Stored data
----

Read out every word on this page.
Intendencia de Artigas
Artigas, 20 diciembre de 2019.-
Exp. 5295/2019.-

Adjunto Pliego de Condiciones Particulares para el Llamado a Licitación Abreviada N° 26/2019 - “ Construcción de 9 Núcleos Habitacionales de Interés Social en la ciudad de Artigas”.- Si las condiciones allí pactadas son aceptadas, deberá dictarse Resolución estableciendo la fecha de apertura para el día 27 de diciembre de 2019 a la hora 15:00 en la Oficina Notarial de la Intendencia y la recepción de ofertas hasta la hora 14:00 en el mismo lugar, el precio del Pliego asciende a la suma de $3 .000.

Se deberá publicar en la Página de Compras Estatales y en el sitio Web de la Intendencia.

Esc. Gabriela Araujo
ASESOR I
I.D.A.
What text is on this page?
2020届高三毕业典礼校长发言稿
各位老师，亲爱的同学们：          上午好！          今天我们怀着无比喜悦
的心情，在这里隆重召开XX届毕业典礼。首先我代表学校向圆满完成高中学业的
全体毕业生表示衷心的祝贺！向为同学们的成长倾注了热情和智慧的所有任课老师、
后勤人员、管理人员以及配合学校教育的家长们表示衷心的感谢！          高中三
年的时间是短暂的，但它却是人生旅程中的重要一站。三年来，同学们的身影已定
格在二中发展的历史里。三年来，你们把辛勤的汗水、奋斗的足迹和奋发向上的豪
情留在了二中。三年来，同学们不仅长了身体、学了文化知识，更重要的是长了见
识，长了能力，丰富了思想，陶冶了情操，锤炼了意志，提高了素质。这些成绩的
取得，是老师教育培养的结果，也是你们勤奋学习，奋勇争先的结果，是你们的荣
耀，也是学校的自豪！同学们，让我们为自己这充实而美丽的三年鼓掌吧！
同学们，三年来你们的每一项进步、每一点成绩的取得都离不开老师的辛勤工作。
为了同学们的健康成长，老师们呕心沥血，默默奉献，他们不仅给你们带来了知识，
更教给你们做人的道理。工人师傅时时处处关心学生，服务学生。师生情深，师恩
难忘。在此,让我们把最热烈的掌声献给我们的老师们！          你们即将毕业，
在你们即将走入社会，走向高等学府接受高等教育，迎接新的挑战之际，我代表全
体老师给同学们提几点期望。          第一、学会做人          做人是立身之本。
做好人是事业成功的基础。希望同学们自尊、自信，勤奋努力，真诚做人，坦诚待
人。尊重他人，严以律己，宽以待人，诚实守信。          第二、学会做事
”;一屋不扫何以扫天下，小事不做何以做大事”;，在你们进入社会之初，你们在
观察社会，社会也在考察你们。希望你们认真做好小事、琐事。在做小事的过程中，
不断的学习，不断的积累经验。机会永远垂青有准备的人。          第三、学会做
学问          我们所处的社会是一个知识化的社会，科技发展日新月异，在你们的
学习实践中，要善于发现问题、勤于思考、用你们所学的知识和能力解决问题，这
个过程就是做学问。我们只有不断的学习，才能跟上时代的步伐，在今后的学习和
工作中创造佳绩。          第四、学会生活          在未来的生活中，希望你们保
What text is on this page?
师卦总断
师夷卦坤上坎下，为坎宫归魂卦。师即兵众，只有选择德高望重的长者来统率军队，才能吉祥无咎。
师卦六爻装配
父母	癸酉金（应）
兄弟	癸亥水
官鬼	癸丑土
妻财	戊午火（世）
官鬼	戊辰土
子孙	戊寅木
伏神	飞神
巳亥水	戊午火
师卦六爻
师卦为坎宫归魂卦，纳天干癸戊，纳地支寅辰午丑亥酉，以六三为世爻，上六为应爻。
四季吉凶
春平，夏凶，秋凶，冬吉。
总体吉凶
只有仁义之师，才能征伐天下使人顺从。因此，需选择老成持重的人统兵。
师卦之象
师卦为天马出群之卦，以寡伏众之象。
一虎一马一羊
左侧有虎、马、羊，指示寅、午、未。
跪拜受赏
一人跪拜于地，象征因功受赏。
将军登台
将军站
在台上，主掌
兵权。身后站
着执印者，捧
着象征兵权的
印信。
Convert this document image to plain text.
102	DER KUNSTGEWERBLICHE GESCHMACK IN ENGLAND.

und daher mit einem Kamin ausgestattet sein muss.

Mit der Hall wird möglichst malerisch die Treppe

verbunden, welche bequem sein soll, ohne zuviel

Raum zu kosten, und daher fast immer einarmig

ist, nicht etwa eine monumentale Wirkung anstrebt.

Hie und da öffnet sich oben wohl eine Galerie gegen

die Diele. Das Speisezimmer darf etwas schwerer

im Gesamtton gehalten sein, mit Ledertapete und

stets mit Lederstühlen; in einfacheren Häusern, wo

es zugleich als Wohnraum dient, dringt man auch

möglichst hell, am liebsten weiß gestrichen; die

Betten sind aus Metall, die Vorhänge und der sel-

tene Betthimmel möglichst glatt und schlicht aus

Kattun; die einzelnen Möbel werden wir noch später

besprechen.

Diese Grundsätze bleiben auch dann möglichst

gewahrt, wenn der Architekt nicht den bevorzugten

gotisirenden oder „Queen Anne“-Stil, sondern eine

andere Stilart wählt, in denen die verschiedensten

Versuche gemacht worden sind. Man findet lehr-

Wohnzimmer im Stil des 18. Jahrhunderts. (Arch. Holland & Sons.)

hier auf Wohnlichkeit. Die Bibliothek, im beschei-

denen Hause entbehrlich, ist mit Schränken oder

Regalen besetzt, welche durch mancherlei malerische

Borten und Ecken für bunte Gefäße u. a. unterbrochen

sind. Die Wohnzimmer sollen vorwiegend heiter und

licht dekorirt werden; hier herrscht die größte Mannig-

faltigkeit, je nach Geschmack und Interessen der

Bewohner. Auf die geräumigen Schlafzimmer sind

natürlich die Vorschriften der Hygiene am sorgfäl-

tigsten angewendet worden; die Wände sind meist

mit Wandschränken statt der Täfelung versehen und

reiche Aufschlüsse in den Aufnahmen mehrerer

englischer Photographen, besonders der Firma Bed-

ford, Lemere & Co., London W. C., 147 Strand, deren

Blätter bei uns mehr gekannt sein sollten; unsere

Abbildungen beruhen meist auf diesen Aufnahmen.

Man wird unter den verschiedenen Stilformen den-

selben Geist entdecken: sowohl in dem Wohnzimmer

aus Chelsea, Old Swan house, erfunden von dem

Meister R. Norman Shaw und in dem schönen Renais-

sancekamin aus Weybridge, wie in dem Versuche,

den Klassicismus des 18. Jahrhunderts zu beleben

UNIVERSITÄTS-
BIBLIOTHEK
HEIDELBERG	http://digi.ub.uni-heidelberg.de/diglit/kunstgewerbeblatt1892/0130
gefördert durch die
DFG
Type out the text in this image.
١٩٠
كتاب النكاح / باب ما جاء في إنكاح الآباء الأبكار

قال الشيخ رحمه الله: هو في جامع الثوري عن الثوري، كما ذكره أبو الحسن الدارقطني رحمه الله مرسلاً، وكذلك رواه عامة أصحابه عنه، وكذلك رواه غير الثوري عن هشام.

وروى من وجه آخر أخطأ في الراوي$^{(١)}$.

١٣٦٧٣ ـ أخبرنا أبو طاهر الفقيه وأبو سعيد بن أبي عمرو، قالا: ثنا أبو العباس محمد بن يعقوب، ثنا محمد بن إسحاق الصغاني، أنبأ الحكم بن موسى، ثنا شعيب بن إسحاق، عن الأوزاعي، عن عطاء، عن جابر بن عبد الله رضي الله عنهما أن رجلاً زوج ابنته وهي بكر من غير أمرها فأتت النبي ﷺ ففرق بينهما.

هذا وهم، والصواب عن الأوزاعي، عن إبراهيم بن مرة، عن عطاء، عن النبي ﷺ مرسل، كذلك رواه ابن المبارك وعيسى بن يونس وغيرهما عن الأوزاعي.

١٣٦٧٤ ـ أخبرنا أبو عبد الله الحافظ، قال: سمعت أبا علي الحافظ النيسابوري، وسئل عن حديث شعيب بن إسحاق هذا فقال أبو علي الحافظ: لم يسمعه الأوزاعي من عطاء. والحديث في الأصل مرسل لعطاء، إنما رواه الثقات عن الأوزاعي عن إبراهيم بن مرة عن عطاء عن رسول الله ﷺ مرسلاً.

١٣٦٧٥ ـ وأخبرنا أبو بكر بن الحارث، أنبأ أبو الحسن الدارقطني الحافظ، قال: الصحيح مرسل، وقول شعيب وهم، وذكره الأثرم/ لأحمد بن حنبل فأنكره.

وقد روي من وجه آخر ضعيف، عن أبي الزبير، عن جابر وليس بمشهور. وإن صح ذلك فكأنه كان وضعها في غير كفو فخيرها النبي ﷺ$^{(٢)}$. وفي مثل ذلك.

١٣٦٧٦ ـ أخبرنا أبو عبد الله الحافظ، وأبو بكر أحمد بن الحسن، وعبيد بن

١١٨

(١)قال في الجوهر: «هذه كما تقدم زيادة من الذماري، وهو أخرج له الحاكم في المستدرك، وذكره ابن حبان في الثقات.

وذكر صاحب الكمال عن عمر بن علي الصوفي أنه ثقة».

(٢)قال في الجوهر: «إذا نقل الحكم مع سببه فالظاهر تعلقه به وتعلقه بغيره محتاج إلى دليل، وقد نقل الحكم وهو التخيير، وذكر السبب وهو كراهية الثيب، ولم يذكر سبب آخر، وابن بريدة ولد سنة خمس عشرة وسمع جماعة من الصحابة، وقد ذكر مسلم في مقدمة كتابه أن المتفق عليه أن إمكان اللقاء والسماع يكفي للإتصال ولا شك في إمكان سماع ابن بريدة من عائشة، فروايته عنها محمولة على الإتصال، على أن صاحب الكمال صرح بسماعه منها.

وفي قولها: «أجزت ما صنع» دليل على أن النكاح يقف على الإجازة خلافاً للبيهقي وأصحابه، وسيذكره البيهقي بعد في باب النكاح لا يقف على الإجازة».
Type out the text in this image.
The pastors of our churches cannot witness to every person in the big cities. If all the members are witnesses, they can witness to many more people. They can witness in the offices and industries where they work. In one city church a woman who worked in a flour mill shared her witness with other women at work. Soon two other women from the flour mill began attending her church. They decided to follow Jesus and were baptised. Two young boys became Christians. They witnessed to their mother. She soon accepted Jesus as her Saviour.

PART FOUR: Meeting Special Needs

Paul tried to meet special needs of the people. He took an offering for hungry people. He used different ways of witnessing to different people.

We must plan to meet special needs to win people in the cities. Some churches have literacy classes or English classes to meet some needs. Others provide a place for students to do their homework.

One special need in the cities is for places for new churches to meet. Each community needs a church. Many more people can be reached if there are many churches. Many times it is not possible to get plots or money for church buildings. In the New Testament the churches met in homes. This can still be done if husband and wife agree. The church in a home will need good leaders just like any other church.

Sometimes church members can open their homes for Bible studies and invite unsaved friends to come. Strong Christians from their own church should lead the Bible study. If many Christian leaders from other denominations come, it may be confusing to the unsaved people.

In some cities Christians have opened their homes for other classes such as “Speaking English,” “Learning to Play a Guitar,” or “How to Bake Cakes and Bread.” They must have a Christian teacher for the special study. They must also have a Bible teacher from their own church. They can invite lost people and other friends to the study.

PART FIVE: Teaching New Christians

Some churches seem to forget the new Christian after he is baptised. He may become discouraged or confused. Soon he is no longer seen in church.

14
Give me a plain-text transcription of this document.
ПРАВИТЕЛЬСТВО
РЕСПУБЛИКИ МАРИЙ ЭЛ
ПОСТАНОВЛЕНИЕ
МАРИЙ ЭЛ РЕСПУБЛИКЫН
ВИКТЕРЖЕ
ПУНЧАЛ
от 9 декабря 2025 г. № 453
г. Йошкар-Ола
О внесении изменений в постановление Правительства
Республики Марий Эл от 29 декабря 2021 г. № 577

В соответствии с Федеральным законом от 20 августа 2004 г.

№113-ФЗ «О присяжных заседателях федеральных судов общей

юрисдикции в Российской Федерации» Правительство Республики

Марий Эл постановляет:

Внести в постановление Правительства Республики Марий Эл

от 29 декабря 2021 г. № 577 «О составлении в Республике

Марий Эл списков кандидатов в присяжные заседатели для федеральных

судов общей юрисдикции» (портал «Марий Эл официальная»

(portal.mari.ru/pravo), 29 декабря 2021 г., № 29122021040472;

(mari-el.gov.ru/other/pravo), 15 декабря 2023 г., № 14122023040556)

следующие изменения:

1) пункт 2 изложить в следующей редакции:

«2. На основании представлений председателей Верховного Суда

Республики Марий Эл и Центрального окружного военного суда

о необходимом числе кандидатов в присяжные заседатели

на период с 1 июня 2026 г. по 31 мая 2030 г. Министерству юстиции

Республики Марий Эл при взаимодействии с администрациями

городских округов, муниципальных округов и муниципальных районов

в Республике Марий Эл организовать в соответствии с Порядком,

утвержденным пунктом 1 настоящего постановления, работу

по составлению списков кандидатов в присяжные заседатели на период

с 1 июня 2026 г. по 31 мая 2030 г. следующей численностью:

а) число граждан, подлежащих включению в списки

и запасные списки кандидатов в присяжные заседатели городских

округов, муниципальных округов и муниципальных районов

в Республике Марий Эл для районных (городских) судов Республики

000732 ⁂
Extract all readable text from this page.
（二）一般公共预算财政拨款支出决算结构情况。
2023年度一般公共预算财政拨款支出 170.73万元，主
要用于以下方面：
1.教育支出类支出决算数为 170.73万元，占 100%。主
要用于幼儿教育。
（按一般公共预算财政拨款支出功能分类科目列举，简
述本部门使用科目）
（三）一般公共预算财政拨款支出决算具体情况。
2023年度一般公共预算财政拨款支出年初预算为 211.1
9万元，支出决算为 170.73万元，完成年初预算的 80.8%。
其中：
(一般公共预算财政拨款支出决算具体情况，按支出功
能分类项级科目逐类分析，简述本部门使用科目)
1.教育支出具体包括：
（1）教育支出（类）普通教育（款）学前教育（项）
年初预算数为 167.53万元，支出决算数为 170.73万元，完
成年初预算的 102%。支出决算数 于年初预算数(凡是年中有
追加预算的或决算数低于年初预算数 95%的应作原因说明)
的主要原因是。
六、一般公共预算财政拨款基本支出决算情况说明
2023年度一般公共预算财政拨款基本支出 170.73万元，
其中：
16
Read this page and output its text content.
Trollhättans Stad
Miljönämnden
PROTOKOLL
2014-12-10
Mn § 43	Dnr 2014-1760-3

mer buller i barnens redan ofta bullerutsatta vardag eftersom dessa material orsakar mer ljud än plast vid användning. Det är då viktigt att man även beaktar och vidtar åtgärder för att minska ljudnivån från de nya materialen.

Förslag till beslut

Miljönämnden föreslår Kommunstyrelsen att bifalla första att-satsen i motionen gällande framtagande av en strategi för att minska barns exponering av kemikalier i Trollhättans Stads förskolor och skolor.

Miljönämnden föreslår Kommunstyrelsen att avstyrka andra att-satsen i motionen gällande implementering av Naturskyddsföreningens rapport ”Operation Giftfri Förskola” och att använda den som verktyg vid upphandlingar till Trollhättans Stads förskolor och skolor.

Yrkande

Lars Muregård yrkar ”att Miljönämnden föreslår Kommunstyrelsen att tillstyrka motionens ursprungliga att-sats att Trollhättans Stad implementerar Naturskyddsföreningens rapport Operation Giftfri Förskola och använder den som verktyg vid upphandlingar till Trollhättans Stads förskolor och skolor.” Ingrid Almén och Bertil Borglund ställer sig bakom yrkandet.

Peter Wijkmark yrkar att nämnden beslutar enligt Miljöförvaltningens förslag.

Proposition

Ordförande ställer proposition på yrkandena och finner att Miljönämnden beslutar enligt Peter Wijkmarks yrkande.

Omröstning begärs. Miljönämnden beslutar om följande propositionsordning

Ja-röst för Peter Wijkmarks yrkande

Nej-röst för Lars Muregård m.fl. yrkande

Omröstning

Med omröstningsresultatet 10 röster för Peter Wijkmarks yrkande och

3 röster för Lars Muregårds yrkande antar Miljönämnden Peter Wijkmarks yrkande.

----

> Exercise requirements: Pull out all lines from the entries above that include the word "وأبو".

> Full output:
١٣٦٧٣ ـ أخبرنا أبو طاهر الفقيه وأبو سعيد بن أبي عمرو، قالا: ثنا أبو العباس محمد بن يعقوب، ثنا محمد بن إسحاق الصغاني، أنبأ الحكم بن موسى، ثنا شعيب بن إسحاق، عن الأوزاعي، عن عطاء، عن جابر بن عبد الله رضي الله عنهما أن رجلاً زوج ابنته وهي بكر من غير أمرها فأتت النبي ﷺ ففرق بينهما.
١٣٦٧٦ ـ أخبرنا أبو عبد الله الحافظ، وأبو بكر أحمد بن الحسن، وعبيد بن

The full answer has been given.